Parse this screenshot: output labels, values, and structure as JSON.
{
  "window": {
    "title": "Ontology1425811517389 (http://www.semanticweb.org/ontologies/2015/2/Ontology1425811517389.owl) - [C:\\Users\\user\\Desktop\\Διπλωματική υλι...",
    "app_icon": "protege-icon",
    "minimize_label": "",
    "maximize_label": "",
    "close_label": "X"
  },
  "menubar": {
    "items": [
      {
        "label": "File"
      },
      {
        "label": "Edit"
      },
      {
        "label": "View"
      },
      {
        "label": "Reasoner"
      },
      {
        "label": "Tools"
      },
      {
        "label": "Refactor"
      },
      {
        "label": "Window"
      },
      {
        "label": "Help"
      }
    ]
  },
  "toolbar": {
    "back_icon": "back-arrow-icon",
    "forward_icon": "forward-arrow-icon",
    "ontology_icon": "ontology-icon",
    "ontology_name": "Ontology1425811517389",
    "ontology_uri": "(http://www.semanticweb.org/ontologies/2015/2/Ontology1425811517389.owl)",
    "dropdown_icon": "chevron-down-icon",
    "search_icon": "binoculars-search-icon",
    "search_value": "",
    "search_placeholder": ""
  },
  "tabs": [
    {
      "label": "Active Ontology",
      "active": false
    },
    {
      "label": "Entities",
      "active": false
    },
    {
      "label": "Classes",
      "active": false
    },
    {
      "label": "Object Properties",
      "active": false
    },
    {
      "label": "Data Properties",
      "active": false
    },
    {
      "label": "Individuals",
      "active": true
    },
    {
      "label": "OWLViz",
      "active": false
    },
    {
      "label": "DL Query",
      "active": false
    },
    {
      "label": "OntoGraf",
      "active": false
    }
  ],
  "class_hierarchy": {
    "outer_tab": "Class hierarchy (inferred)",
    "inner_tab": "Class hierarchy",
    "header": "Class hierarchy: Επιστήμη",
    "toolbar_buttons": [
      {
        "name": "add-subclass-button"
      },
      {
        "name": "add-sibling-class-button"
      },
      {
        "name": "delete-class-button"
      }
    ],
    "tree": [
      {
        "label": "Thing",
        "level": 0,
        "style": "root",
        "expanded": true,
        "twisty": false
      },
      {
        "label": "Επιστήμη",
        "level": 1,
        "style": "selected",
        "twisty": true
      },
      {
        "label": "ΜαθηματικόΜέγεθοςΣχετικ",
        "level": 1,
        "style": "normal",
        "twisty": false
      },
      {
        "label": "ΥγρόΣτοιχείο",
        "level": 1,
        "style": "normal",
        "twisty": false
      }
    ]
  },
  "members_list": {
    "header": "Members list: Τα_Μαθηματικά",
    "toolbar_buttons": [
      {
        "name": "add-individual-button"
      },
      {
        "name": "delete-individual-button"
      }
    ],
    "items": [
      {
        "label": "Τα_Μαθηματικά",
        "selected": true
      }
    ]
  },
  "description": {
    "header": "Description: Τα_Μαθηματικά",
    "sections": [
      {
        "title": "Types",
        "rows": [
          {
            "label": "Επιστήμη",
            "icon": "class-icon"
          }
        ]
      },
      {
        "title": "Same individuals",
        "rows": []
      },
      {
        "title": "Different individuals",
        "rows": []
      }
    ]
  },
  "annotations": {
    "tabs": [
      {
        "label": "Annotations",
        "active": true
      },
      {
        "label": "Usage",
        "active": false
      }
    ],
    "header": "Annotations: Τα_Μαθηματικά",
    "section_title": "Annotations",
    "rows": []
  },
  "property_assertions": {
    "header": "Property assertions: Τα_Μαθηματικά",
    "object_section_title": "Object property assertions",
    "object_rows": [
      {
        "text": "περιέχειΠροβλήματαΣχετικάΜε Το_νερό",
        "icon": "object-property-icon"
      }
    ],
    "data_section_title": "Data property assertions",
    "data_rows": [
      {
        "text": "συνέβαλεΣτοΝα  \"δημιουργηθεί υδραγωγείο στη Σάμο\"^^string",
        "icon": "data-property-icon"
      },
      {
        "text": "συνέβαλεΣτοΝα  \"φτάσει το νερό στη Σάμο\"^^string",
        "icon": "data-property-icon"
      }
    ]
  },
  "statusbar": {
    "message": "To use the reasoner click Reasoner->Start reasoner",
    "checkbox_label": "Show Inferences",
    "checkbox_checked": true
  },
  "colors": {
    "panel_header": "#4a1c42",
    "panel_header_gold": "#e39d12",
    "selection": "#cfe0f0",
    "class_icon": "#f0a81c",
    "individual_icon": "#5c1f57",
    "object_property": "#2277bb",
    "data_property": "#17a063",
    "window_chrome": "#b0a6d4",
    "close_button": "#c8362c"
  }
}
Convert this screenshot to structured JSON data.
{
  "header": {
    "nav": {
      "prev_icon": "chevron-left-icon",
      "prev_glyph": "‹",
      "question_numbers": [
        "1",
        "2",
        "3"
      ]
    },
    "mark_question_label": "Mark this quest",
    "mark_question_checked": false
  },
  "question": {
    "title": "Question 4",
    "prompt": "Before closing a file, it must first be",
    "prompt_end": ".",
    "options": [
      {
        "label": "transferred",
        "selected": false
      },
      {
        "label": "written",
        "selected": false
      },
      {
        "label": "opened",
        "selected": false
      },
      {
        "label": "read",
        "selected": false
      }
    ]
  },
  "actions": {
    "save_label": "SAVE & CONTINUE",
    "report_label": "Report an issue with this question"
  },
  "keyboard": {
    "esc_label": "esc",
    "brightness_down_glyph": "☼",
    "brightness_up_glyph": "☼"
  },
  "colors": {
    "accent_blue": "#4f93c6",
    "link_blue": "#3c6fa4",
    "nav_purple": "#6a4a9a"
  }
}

* * *

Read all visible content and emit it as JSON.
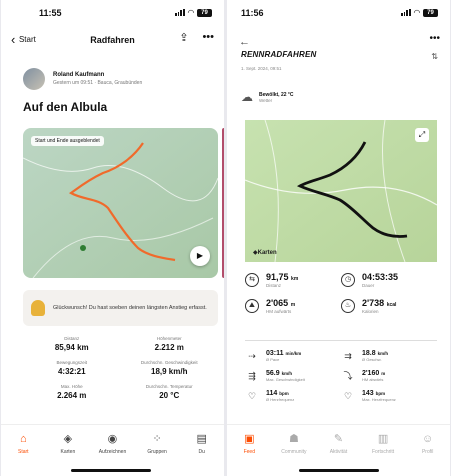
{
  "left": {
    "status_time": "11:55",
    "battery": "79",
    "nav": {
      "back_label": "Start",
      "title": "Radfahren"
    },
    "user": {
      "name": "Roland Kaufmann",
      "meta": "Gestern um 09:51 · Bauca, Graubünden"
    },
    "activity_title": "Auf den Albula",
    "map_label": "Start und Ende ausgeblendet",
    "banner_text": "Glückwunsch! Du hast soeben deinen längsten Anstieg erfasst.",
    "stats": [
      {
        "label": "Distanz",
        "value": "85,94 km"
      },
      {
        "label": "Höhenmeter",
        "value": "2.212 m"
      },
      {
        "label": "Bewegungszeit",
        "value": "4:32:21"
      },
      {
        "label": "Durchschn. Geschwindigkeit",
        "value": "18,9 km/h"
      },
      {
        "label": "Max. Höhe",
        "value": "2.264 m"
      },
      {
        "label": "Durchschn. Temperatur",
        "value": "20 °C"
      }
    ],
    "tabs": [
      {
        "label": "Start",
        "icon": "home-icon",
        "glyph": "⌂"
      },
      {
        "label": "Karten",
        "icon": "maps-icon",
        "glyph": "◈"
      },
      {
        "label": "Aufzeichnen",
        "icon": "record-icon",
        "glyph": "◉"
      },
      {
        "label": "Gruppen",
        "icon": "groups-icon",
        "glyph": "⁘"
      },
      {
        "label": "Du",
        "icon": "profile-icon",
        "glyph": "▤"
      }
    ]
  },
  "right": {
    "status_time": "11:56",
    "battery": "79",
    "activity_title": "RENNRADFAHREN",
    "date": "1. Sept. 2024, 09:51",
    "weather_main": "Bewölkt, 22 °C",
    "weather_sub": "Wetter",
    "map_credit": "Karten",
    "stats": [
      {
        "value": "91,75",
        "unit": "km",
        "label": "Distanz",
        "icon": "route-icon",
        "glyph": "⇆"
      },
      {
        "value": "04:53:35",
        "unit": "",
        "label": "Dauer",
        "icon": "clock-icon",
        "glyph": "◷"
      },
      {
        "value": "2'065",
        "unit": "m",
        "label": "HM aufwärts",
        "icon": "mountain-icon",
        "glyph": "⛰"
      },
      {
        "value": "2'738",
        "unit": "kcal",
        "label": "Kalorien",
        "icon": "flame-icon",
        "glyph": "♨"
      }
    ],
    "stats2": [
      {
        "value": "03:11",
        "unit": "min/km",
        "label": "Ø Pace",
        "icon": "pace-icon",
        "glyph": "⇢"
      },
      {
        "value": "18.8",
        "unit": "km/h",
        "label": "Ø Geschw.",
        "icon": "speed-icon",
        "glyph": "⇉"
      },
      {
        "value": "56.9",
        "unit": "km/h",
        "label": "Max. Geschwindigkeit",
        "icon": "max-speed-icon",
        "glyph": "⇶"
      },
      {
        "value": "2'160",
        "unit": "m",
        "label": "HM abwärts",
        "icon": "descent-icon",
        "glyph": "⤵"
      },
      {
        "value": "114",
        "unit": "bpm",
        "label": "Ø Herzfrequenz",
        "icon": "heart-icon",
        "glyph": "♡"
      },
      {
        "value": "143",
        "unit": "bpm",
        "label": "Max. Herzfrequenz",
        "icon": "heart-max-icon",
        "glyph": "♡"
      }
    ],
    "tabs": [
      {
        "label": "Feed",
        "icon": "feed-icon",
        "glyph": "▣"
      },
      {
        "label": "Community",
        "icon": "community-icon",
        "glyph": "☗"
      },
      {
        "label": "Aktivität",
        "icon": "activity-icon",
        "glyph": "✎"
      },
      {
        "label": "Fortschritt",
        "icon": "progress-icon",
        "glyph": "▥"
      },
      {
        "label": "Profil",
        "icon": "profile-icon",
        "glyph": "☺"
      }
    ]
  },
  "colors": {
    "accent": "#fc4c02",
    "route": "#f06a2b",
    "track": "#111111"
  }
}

==

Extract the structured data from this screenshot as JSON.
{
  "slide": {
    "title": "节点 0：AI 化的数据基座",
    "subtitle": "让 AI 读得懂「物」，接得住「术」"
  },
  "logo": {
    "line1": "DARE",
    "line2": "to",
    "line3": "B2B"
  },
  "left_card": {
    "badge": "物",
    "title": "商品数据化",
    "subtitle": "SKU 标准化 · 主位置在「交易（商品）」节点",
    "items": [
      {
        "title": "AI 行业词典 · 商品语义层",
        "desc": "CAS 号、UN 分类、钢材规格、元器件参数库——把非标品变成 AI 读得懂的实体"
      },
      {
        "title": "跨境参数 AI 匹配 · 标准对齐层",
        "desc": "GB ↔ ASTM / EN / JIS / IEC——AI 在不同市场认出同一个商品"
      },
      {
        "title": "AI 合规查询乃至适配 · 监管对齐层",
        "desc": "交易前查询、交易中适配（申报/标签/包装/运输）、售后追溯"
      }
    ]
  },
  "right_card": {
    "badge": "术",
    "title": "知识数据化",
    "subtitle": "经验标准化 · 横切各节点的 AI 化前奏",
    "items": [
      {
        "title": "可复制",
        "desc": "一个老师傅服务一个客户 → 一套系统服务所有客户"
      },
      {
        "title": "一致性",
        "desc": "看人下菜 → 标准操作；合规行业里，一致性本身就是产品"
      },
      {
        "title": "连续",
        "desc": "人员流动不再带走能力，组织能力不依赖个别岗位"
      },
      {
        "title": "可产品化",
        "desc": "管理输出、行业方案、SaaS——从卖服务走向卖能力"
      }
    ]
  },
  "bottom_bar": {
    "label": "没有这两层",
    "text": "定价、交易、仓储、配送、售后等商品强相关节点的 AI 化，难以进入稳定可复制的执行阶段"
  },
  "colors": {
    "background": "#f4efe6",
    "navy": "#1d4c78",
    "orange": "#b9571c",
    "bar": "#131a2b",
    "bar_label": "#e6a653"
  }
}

* _Exercise brief_: Pick out and copy the lines of the entries that hold the string "http".

* _The response_:
    "title": "Ontology1425811517389 (http://www.semanticweb.org/ontologies/2015/2/Ontology1425811517389.owl) - [C:\\Users\\user\\Desktop\\Διπλωματική υλι...",
    "ontology_uri": "(http://www.semanticweb.org/ontologies/2015/2/Ontology1425811517389.owl)",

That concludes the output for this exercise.